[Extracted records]
※

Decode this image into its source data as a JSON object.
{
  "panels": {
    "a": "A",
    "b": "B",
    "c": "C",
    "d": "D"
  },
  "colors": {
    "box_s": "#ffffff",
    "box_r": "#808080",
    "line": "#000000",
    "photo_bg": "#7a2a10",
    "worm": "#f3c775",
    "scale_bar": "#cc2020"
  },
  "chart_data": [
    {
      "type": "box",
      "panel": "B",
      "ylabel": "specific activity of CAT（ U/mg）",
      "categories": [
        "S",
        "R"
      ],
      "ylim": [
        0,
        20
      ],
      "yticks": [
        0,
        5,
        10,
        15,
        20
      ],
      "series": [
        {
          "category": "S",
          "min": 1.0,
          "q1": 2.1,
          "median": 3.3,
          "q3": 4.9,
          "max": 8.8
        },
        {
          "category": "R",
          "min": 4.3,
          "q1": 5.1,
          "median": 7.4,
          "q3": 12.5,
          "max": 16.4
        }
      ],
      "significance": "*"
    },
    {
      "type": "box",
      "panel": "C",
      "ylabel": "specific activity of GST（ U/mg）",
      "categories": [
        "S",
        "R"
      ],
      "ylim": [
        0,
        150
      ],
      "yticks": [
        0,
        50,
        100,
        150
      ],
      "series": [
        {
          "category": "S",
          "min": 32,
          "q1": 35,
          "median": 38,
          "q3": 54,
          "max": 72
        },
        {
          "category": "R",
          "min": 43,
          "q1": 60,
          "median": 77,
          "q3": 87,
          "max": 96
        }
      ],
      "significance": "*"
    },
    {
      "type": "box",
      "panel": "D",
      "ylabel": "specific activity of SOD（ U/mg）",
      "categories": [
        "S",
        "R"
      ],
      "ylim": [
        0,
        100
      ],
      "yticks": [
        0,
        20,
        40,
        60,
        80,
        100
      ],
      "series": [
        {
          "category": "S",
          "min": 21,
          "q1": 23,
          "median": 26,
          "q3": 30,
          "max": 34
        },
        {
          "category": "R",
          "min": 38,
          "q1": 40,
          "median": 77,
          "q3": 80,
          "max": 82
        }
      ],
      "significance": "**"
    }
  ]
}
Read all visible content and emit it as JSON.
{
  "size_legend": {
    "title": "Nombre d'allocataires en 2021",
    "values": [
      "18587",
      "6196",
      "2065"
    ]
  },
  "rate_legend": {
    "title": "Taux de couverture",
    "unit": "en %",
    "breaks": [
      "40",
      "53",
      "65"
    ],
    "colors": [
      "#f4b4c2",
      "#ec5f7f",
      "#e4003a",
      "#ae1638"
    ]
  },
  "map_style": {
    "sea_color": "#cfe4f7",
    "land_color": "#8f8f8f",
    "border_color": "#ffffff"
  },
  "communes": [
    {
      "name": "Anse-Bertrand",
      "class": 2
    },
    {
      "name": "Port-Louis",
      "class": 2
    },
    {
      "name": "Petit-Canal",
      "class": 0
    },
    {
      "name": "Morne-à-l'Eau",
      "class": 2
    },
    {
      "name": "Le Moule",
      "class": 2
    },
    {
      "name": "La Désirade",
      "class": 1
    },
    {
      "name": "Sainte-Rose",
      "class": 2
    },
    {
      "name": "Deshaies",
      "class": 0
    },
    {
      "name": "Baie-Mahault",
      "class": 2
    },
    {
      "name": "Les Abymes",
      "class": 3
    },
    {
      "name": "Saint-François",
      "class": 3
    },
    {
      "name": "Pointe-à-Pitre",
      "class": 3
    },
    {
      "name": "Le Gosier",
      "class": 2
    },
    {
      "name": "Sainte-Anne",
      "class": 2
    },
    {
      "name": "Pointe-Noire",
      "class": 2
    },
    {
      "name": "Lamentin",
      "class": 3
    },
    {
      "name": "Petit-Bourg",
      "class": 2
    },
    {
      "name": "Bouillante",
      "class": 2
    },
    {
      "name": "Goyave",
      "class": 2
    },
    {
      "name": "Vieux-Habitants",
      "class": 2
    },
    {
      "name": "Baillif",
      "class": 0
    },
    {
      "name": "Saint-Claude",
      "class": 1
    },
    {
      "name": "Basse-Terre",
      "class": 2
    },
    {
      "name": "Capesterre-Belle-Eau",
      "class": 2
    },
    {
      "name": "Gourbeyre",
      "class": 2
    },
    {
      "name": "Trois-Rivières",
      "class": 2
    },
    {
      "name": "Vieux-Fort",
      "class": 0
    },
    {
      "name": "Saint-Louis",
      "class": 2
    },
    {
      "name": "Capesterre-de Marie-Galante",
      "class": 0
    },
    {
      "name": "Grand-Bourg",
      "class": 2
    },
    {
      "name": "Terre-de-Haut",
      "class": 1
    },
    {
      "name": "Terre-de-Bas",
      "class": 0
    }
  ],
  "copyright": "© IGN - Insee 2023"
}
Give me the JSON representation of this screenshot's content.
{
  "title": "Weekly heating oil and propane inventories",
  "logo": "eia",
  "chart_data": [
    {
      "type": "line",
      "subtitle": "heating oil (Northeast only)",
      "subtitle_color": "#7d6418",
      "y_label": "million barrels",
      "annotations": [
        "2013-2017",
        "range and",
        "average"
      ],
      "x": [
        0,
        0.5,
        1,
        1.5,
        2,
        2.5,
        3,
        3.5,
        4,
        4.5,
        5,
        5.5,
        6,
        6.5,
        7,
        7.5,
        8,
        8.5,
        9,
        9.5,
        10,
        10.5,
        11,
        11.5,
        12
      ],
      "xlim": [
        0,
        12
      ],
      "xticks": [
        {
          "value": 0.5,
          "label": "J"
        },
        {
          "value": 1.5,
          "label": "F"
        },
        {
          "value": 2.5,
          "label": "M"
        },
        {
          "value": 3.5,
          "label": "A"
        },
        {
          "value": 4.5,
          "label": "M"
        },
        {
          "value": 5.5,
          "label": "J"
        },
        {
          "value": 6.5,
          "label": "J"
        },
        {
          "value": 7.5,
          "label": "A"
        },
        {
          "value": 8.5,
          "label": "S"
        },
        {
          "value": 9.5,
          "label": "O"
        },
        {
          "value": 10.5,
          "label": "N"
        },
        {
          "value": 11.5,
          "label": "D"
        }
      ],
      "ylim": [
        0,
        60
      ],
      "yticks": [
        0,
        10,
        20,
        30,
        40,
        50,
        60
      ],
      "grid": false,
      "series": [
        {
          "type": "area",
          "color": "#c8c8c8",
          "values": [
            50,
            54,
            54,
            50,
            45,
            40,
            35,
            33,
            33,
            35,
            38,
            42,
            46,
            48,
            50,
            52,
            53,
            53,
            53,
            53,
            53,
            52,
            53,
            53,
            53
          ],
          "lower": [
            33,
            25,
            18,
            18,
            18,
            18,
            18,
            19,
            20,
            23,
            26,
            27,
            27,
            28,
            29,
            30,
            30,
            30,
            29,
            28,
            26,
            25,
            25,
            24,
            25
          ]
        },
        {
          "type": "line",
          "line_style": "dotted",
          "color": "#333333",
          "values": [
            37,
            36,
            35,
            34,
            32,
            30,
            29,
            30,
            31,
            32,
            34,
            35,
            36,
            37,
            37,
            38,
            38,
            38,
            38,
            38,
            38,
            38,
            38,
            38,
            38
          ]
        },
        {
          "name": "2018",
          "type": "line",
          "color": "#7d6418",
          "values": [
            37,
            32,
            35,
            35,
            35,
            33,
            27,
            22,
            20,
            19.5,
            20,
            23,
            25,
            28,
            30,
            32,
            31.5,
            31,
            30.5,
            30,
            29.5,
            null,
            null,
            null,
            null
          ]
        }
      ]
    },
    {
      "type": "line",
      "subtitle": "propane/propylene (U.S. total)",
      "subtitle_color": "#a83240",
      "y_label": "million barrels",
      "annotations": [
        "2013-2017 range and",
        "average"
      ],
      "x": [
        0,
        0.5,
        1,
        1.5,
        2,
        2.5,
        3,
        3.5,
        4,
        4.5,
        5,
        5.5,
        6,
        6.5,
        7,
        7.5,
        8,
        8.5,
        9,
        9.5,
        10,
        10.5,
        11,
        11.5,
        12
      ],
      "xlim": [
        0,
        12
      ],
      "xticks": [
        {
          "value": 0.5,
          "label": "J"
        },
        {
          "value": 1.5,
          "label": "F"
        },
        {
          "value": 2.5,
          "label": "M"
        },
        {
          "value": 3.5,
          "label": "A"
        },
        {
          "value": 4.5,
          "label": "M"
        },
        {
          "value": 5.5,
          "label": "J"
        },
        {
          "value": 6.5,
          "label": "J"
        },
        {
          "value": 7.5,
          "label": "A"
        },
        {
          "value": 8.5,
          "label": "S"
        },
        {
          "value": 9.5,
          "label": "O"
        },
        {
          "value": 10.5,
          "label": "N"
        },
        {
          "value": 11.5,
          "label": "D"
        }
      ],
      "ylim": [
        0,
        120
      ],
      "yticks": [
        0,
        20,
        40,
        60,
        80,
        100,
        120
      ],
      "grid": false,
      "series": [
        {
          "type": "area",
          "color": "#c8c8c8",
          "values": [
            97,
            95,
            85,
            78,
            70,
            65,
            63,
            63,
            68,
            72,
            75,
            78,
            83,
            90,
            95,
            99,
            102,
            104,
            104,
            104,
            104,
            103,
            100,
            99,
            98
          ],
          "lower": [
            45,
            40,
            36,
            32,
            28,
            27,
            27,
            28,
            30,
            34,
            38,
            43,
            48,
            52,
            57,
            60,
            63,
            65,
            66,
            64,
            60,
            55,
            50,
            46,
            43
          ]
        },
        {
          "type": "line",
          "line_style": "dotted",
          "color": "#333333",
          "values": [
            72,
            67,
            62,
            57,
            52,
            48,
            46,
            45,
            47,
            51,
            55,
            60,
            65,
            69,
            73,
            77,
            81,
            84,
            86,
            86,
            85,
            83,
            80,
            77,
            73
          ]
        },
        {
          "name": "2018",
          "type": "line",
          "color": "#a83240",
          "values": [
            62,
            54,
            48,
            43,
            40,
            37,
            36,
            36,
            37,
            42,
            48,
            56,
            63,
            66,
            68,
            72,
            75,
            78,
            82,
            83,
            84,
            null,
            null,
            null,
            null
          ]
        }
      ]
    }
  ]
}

※

GIVEN TASK | Locate all lines in the listing above with the word "JSON". Copy them.

PROBLEM SOLUTION |
Decode this image into its source data as a JSON object.
Read all visible content and emit it as JSON.
Give me the JSON representation of this screenshot's content.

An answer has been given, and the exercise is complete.